*Problem requirements*.
Among the lines below, list those containing the string "photo".

▬▬▬▬▬▬

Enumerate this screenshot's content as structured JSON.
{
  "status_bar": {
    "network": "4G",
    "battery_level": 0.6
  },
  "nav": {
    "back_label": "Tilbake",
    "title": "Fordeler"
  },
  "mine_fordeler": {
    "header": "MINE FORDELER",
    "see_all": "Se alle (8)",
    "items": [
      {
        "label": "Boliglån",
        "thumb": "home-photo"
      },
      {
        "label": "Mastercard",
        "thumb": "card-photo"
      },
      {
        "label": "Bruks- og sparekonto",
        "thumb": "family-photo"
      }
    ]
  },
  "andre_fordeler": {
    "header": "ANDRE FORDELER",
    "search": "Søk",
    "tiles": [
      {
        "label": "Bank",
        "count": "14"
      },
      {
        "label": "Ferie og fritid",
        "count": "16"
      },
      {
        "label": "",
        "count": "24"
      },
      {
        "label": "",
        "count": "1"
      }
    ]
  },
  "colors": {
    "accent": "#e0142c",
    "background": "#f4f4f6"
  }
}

▬▬▬▬▬▬

*Solution to this problem*.
        "thumb": "home-photo"
        "thumb": "card-photo"
        "thumb": "family-photo"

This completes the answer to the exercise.